▶ [Set task]: Set down all of the entries word for word, omitting the images they contain.

▶ [Input rows]:
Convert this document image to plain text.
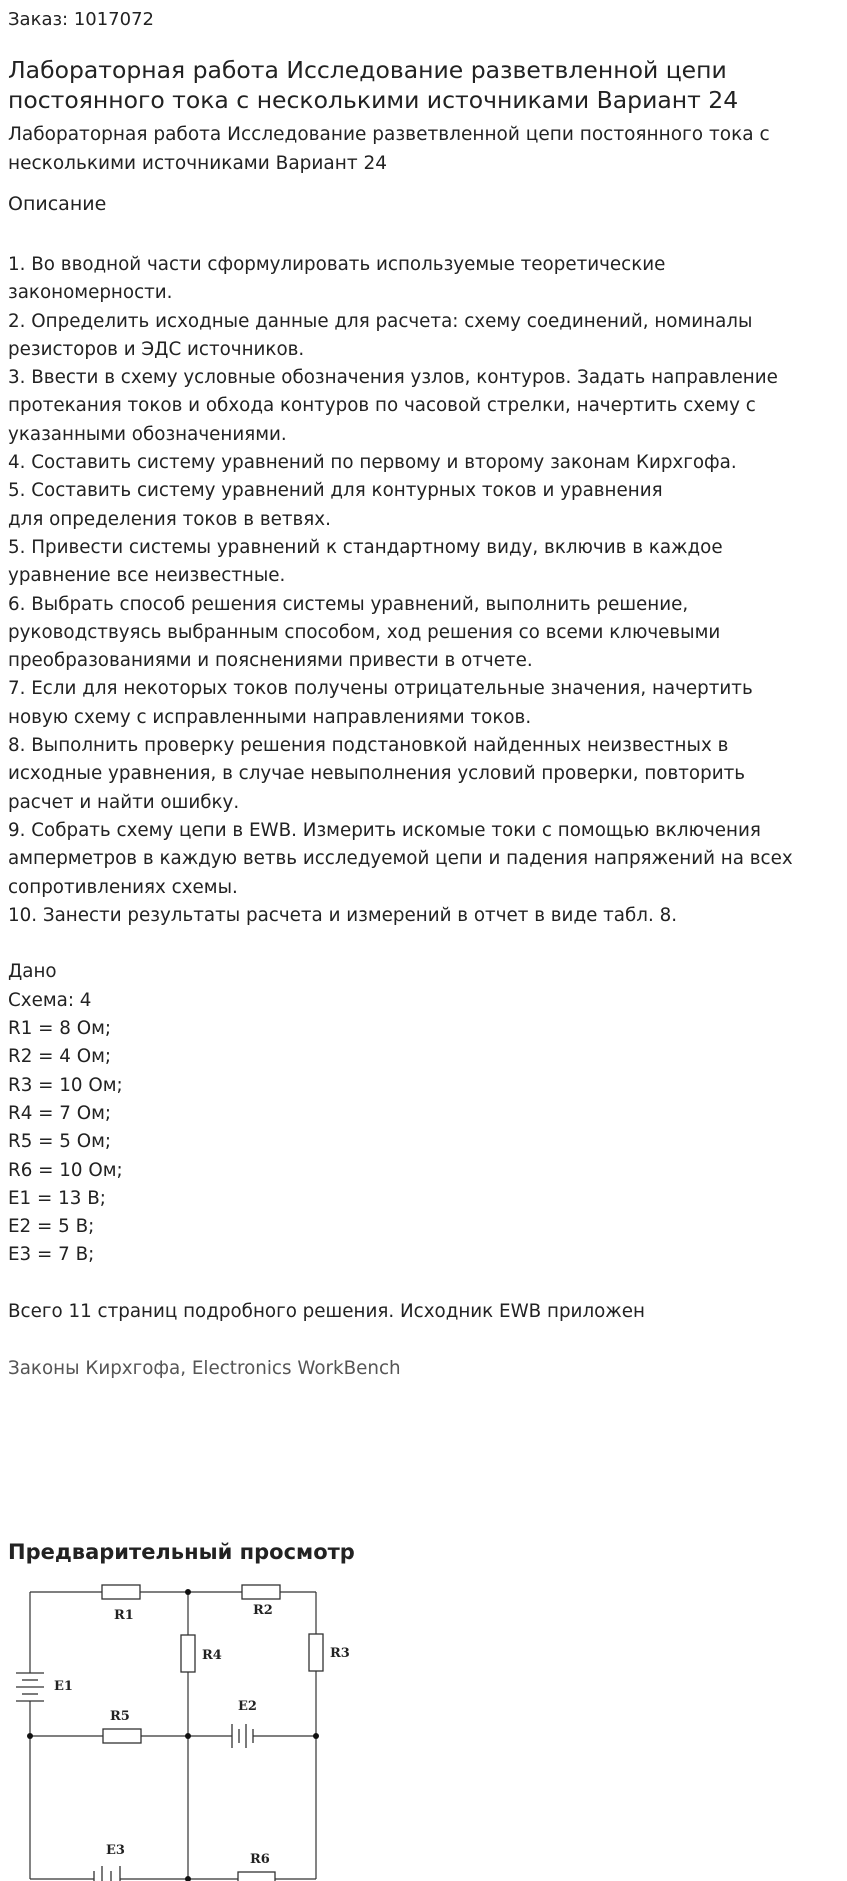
Заказ: 1017072
Лабораторная работа Исследование разветвленной цепи постоянного тока с несколькими источниками Вариант 24
Лабораторная работа Исследование разветвленной цепи постоянного тока с несколькими источниками Вариант 24
Описание
1. Во вводной части сформулировать используемые теоретические
закономерности.
2. Определить исходные данные для расчета: схему соединений, номиналы
резисторов и ЭДС источников.
3. Ввести в схему условные обозначения узлов, контуров. Задать направление
протекания токов и обхода контуров по часовой стрелки, начертить схему с
указанными обозначениями.
4. Составить систему уравнений по первому и второму законам Кирхгофа.
5. Составить систему уравнений для контурных токов и уравнения
для определения токов в ветвях.
5. Привести системы уравнений к стандартному виду, включив в каждое
уравнение все неизвестные.
6. Выбрать способ решения системы уравнений, выполнить решение,
руководствуясь выбранным способом, ход решения со всеми ключевыми
преобразованиями и пояснениями привести в отчете.
7. Если для некоторых токов получены отрицательные значения, начертить
новую схему с исправленными направлениями токов.
8. Выполнить проверку решения подстановкой найденных неизвестных в
исходные уравнения, в случае невыполнения условий проверки, повторить
расчет и найти ошибку.
9. Собрать схему цепи в EWB. Измерить искомые токи с помощью включения
амперметров в каждую ветвь исследуемой цепи и падения напряжений на всех
сопротивлениях схемы.
10. Занести результаты расчета и измерений в отчет в виде табл. 8.
Дано
Схема: 4
R1 = 8 Ом;
R2 = 4 Ом;
R3 = 10 Ом;
R4 = 7 Ом;
R5 = 5 Ом;
R6 = 10 Ом;
E1 = 13 В;
E2 = 5 В;
E3 = 7 В;
Всего 11 страниц подробного решения. Исходник EWB приложен
Законы Кирхгофа, Electronics WorkBench
Предварительный просмотр
R1	R2
R4	R3
E1
R5
E2
E3
R6
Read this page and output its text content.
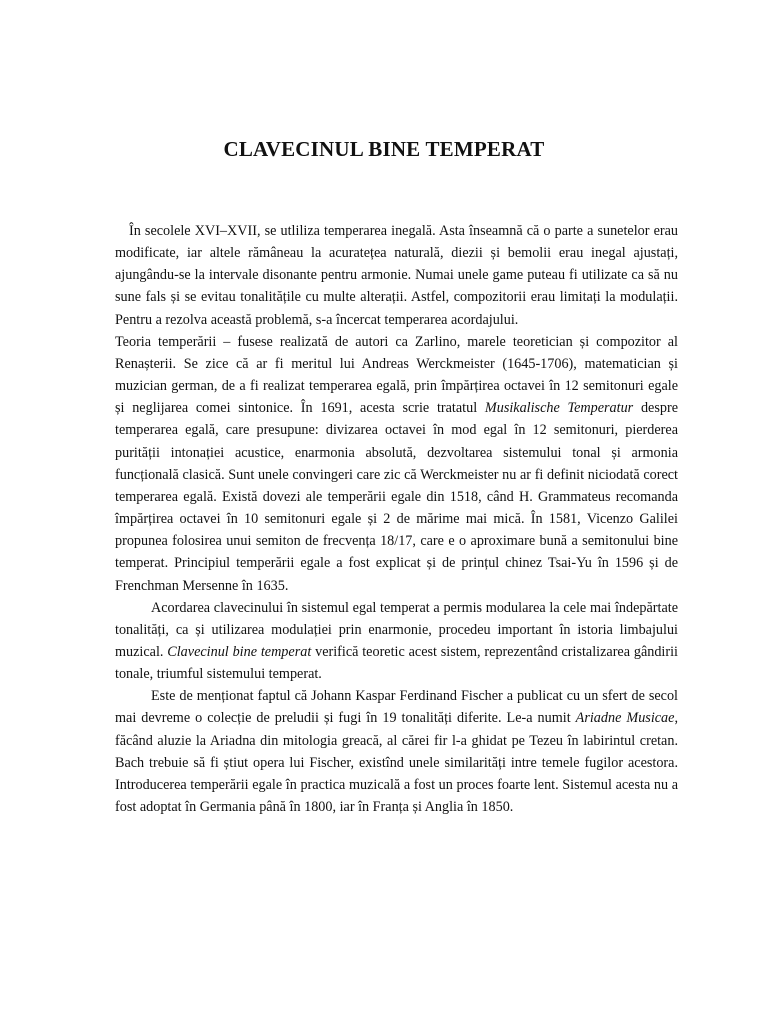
CLAVECINUL BINE TEMPERAT

În secolele XVI–XVII, se utliliza temperarea inegală. Asta înseamnă că o parte a sunetelor erau modificate, iar altele rămâneau la acuratețea naturală, diezii și bemolii erau inegal ajustați, ajungându-se la intervale disonante pentru armonie. Numai unele game puteau fi utilizate ca să nu sune fals și se evitau tonalitățile cu multe alterații. Astfel, compozitorii erau limitați la modulații. Pentru a rezolva această problemă, s-a încercat temperarea acordajului.

Teoria temperării – fusese realizată de autori ca Zarlino, marele teoretician și compozitor al Renașterii. Se zice că ar fi meritul lui Andreas Werckmeister (1645-1706), matematician și muzician german, de a fi realizat temperarea egală, prin împărțirea octavei în 12 semitonuri egale și neglijarea comei sintonice. În 1691, acesta scrie tratatul Musikalische Temperatur despre temperarea egală, care presupune: divizarea octavei în mod egal în 12 semitonuri, pierderea purității intonației acustice, enarmonia absolută, dezvoltarea sistemului tonal și armonia funcțională clasică. Sunt unele convingeri care zic că Werckmeister nu ar fi definit niciodată corect temperarea egală. Există dovezi ale temperării egale din 1518, când H. Grammateus recomanda împărțirea octavei în 10 semitonuri egale și 2 de mărime mai mică. În 1581, Vicenzo Galilei propunea folosirea unui semiton de frecvența 18/17, care e o aproximare bună a semitonului bine temperat. Principiul temperării egale a fost explicat și de prințul chinez Tsai-Yu în 1596 și de Frenchman Mersenne în 1635.

Acordarea clavecinului în sistemul egal temperat a permis modularea la cele mai îndepărtate tonalități, ca și utilizarea modulației prin enarmonie, procedeu important în istoria limbajului muzical. Clavecinul bine temperat verifică teoretic acest sistem, reprezentând cristalizarea gândirii tonale, triumful sistemului temperat.

Este de menționat faptul că Johann Kaspar Ferdinand Fischer a publicat cu un sfert de secol mai devreme o colecție de preludii și fugi în 19 tonalități diferite. Le-a numit Ariadne Musicae, făcând aluzie la Ariadna din mitologia greacă, al cărei fir l-a ghidat pe Tezeu în labirintul cretan. Bach trebuie să fi știut opera lui Fischer, existînd unele similarități intre temele fugilor acestora. Introducerea temperării egale în practica muzicală a fost un proces foarte lent. Sistemul acesta nu a fost adoptat în Germania până în 1800, iar în Franța și Anglia în 1850.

▶ [Answer for this exercise]:
Convert this document image to plain text.
Заказ: 1017072
Лабораторная работа Исследование разветвленной цепи постоянного тока с несколькими источниками Вариант 24
Лабораторная работа Исследование разветвленной цепи постоянного тока с несколькими источниками Вариант 24
Описание
1. Во вводной части сформулировать используемые теоретические
закономерности.
2. Определить исходные данные для расчета: схему соединений, номиналы
резисторов и ЭДС источников.
3. Ввести в схему условные обозначения узлов, контуров. Задать направление
протекания токов и обхода контуров по часовой стрелки, начертить схему с
указанными обозначениями.
4. Составить систему уравнений по первому и второму законам Кирхгофа.
5. Составить систему уравнений для контурных токов и уравнения
для определения токов в ветвях.
5. Привести системы уравнений к стандартному виду, включив в каждое
уравнение все неизвестные.
6. Выбрать способ решения системы уравнений, выполнить решение,
руководствуясь выбранным способом, ход решения со всеми ключевыми
преобразованиями и пояснениями привести в отчете.
7. Если для некоторых токов получены отрицательные значения, начертить
новую схему с исправленными направлениями токов.
8. Выполнить проверку решения подстановкой найденных неизвестных в
исходные уравнения, в случае невыполнения условий проверки, повторить
расчет и найти ошибку.
9. Собрать схему цепи в EWB. Измерить искомые токи с помощью включения
амперметров в каждую ветвь исследуемой цепи и падения напряжений на всех
сопротивлениях схемы.
10. Занести результаты расчета и измерений в отчет в виде табл. 8.
Дано
Схема: 4
R1 = 8 Ом;
R2 = 4 Ом;
R3 = 10 Ом;
R4 = 7 Ом;
R5 = 5 Ом;
R6 = 10 Ом;
E1 = 13 В;
E2 = 5 В;
E3 = 7 В;
Всего 11 страниц подробного решения. Исходник EWB приложен
Законы Кирхгофа, Electronics WorkBench
Предварительный просмотр
R1	R2
R4	R3
E1
R5
E2
E3
R6
Read this page and output its text content.
CLAVECINUL BINE TEMPERAT

În secolele XVI–XVII, se utliliza temperarea inegală. Asta înseamnă că o parte a sunetelor erau modificate, iar altele rămâneau la acuratețea naturală, diezii și bemolii erau inegal ajustați, ajungându-se la intervale disonante pentru armonie. Numai unele game puteau fi utilizate ca să nu sune fals și se evitau tonalitățile cu multe alterații. Astfel, compozitorii erau limitați la modulații. Pentru a rezolva această problemă, s-a încercat temperarea acordajului.

Teoria temperării – fusese realizată de autori ca Zarlino, marele teoretician și compozitor al Renașterii. Se zice că ar fi meritul lui Andreas Werckmeister (1645-1706), matematician și muzician german, de a fi realizat temperarea egală, prin împărțirea octavei în 12 semitonuri egale și neglijarea comei sintonice. În 1691, acesta scrie tratatul Musikalische Temperatur despre temperarea egală, care presupune: divizarea octavei în mod egal în 12 semitonuri, pierderea purității intonației acustice, enarmonia absolută, dezvoltarea sistemului tonal și armonia funcțională clasică. Sunt unele convingeri care zic că Werckmeister nu ar fi definit niciodată corect temperarea egală. Există dovezi ale temperării egale din 1518, când H. Grammateus recomanda împărțirea octavei în 10 semitonuri egale și 2 de mărime mai mică. În 1581, Vicenzo Galilei propunea folosirea unui semiton de frecvența 18/17, care e o aproximare bună a semitonului bine temperat. Principiul temperării egale a fost explicat și de prințul chinez Tsai-Yu în 1596 și de Frenchman Mersenne în 1635.

Acordarea clavecinului în sistemul egal temperat a permis modularea la cele mai îndepărtate tonalități, ca și utilizarea modulației prin enarmonie, procedeu important în istoria limbajului muzical. Clavecinul bine temperat verifică teoretic acest sistem, reprezentând cristalizarea gândirii tonale, triumful sistemului temperat.

Este de menționat faptul că Johann Kaspar Ferdinand Fischer a publicat cu un sfert de secol mai devreme o colecție de preludii și fugi în 19 tonalități diferite. Le-a numit Ariadne Musicae, făcând aluzie la Ariadna din mitologia greacă, al cărei fir l-a ghidat pe Tezeu în labirintul cretan. Bach trebuie să fi știut opera lui Fischer, existînd unele similarități intre temele fugilor acestora. Introducerea temperării egale în practica muzicală a fost un proces foarte lent. Sistemul acesta nu a fost adoptat în Germania până în 1800, iar în Franța și Anglia în 1850.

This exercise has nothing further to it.